— Data excerpts —
-- BEGIN --

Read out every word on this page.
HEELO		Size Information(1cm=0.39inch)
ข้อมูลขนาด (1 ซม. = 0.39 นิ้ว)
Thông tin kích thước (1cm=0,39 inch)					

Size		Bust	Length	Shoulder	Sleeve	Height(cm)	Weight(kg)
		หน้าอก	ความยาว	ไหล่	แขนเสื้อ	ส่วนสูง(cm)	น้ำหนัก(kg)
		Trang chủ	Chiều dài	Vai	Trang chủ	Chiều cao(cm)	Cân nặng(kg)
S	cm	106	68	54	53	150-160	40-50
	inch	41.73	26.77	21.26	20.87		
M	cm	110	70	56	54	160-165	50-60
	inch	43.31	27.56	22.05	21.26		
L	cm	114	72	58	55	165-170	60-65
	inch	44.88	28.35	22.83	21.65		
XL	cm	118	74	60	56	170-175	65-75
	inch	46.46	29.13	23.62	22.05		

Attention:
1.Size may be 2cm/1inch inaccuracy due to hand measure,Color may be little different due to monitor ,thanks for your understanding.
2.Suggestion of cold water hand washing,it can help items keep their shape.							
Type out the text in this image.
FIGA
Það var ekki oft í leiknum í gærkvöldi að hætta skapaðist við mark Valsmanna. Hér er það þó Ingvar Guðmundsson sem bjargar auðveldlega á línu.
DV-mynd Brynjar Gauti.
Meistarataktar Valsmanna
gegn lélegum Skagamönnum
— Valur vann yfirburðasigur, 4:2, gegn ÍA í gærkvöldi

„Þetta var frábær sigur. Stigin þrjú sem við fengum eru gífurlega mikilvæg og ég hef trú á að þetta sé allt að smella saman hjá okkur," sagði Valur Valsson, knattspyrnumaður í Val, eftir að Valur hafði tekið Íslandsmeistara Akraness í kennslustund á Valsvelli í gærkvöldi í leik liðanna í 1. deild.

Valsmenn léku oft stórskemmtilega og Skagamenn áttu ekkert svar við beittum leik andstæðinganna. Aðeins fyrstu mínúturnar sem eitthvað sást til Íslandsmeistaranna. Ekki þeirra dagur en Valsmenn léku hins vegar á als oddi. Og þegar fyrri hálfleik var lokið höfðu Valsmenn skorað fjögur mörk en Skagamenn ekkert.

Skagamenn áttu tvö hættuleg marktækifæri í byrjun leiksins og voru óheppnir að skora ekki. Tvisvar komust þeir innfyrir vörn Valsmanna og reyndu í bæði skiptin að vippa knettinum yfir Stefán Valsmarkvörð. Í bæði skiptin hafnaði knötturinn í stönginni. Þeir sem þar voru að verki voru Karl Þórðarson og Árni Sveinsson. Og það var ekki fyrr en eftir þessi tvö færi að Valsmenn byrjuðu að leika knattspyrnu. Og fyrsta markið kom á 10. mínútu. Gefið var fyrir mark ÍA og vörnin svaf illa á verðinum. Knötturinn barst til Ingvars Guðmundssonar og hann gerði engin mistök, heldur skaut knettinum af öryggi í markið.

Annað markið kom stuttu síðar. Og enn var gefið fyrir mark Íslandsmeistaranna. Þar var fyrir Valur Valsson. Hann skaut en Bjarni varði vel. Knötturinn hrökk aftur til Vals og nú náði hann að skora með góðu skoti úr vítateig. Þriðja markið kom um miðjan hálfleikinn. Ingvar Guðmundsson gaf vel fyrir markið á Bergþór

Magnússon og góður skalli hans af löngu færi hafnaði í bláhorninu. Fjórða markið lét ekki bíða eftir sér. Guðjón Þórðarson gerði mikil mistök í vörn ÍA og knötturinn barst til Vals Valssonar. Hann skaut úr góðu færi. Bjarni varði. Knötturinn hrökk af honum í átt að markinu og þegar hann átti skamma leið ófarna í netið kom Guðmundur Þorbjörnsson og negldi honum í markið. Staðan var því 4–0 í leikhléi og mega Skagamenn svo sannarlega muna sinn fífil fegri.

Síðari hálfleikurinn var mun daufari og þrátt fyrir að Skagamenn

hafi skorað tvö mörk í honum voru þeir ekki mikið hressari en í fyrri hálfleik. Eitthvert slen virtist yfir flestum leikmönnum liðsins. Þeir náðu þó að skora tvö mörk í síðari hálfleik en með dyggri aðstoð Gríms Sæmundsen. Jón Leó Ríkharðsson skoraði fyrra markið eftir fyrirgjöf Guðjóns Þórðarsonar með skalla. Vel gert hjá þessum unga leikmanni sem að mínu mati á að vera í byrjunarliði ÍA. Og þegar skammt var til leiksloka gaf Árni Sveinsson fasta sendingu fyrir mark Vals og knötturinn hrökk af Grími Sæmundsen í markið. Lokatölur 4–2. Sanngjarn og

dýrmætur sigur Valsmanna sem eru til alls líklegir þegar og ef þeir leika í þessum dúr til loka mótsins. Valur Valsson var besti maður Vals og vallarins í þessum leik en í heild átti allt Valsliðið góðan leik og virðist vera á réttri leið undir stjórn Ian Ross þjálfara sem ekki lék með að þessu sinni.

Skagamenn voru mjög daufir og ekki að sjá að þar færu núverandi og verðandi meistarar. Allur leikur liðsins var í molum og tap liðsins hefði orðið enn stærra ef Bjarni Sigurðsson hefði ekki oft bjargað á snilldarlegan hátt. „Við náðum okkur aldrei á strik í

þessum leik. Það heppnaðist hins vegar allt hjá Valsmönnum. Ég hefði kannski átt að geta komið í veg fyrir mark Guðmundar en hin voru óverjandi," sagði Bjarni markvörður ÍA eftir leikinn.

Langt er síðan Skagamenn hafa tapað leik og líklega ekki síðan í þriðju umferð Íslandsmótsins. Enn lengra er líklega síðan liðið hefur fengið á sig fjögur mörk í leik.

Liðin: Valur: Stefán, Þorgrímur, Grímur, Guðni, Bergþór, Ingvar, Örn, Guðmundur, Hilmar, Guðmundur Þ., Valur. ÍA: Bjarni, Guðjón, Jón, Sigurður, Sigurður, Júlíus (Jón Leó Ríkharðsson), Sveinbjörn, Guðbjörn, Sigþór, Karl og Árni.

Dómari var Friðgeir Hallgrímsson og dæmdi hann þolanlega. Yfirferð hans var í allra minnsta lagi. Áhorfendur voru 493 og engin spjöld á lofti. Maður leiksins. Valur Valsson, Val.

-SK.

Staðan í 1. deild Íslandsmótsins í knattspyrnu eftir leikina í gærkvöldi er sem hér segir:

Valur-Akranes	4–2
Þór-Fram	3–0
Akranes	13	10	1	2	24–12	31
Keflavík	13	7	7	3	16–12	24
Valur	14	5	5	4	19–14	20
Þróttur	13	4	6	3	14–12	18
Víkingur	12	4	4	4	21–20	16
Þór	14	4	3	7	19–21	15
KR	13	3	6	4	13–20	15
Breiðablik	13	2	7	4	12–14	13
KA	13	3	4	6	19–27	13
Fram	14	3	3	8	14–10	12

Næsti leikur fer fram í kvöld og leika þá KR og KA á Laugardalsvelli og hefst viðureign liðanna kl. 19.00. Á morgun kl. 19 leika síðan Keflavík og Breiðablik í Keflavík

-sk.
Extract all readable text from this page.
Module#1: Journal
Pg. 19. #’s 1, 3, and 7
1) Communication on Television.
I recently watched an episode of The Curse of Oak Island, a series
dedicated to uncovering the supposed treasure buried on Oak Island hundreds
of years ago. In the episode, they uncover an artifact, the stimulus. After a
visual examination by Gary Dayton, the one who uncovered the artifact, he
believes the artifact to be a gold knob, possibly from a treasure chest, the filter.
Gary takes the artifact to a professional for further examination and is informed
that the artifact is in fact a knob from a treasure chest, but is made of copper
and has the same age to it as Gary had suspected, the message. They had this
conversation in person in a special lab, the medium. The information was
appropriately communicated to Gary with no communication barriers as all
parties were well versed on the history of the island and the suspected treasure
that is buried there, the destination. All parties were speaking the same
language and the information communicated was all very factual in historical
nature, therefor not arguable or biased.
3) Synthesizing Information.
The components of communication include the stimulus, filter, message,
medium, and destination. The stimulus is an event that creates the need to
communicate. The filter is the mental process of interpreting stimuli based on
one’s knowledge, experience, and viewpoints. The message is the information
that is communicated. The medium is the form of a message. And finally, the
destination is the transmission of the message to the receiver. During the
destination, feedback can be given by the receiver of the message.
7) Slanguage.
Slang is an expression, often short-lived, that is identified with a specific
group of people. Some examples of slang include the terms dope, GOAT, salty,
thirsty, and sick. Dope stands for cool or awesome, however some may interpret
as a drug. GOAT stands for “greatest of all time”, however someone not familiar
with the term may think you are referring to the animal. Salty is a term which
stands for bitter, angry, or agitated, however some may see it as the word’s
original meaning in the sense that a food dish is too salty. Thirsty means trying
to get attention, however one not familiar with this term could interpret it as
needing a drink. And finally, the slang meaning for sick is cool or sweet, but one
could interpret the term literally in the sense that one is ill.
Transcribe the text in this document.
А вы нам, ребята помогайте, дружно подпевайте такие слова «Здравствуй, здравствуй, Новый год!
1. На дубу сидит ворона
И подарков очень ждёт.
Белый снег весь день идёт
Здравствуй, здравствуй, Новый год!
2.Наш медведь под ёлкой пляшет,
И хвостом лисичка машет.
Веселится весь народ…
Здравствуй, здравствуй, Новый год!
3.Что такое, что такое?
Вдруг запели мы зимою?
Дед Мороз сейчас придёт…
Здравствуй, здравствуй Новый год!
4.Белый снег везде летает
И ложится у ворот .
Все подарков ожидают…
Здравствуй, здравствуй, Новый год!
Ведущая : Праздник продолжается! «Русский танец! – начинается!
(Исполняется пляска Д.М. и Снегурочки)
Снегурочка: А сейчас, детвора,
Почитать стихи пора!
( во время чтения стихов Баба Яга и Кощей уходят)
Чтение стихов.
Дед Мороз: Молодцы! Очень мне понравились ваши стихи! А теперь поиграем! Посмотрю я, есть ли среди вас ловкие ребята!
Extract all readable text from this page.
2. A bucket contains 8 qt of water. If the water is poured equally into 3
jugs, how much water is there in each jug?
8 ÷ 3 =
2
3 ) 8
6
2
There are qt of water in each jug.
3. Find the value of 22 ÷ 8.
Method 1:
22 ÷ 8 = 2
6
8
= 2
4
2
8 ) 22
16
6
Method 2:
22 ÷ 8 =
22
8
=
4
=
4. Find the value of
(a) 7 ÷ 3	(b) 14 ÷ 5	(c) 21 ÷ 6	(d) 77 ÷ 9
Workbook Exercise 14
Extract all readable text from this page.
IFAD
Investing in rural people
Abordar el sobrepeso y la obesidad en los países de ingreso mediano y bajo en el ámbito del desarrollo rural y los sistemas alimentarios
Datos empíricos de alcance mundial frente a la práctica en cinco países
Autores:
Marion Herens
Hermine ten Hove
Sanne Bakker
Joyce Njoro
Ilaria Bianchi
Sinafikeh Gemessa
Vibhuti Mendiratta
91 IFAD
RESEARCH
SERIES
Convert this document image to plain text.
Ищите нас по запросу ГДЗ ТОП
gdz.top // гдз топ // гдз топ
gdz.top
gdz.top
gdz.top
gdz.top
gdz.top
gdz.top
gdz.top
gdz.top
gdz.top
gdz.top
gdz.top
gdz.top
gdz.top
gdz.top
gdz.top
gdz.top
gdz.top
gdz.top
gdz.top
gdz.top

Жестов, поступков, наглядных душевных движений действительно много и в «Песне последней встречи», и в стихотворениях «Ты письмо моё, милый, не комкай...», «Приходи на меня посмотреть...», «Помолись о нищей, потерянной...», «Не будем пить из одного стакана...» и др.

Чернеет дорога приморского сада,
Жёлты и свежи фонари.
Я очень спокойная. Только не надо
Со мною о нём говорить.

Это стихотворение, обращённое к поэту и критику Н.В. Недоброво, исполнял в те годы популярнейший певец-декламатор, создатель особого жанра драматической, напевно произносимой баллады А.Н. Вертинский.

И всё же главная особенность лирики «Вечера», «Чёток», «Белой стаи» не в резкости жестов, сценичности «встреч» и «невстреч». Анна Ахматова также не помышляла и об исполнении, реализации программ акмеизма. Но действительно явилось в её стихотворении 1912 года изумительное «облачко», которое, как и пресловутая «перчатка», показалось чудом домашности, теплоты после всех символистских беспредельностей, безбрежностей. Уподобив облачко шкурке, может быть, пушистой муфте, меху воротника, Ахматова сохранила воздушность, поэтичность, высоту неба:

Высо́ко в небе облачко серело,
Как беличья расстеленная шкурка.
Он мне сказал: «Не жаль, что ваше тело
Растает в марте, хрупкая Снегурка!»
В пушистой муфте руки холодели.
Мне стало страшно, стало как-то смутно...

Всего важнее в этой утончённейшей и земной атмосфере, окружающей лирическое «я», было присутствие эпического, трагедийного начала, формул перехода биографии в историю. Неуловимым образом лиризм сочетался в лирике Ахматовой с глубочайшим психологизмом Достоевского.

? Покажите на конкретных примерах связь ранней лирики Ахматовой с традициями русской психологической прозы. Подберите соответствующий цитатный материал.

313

-- END --

What is the number of lines in the data above that include the word "each"? Answer with that number only.

— TASK SOLUTION —
2